● WORK TO BE COMPLETED: Repeat what the lines below say, word for word, and skip every image.

• • •

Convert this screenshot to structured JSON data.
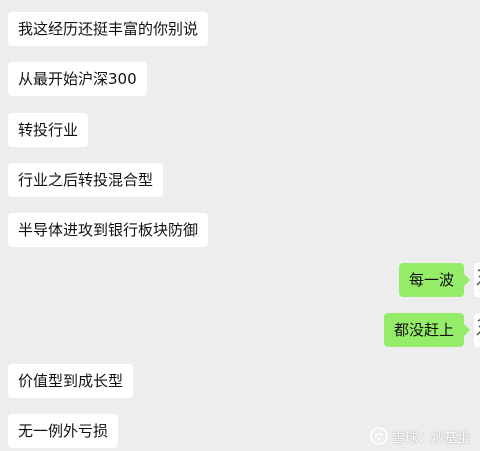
{
  "messages": [
    {
      "side": "left",
      "text": "我这经历还挺丰富的你别说"
    },
    {
      "side": "left",
      "text": "从最开始沪深300"
    },
    {
      "side": "left",
      "text": "转投行业"
    },
    {
      "side": "left",
      "text": "行业之后转投混合型"
    },
    {
      "side": "left",
      "text": "半导体进攻到银行板块防御"
    },
    {
      "side": "right",
      "text": "每一波"
    },
    {
      "side": "right",
      "text": "都没赶上"
    },
    {
      "side": "left",
      "text": "价值型到成长型"
    },
    {
      "side": "left",
      "text": "无一例外亏损"
    }
  ],
  "watermark": {
    "text": "雪球：炒基蛋",
    "icon": "snowball-logo-icon"
  },
  "colors": {
    "background": "#ededed",
    "left_bubble": "#ffffff",
    "right_bubble": "#95ec69",
    "text": "#111111"
  }
}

• • •

● RESULT OF THE EXERCISE:
Convert this screenshot to structured JSON data.
{
  "messages": [
    {
      "side": "left",
      "text": "我这经历还挺丰富的你别说"
    },
    {
      "side": "left",
      "text": "从最开始沪深300"
    },
    {
      "side": "left",
      "text": "转投行业"
    },
    {
      "side": "left",
      "text": "行业之后转投混合型"
    },
    {
      "side": "left",
      "text": "半导体进攻到银行板块防御"
    },
    {
      "side": "right",
      "text": "每一波"
    },
    {
      "side": "right",
      "text": "都没赶上"
    },
    {
      "side": "left",
      "text": "价值型到成长型"
    },
    {
      "side": "left",
      "text": "无一例外亏损"
    }
  ],
  "watermark": {
    "text": "雪球：炒基蛋",
    "icon": "snowball-logo-icon"
  },
  "colors": {
    "background": "#ededed",
    "left_bubble": "#ffffff",
    "right_bubble": "#95ec69",
    "text": "#111111"
  }
}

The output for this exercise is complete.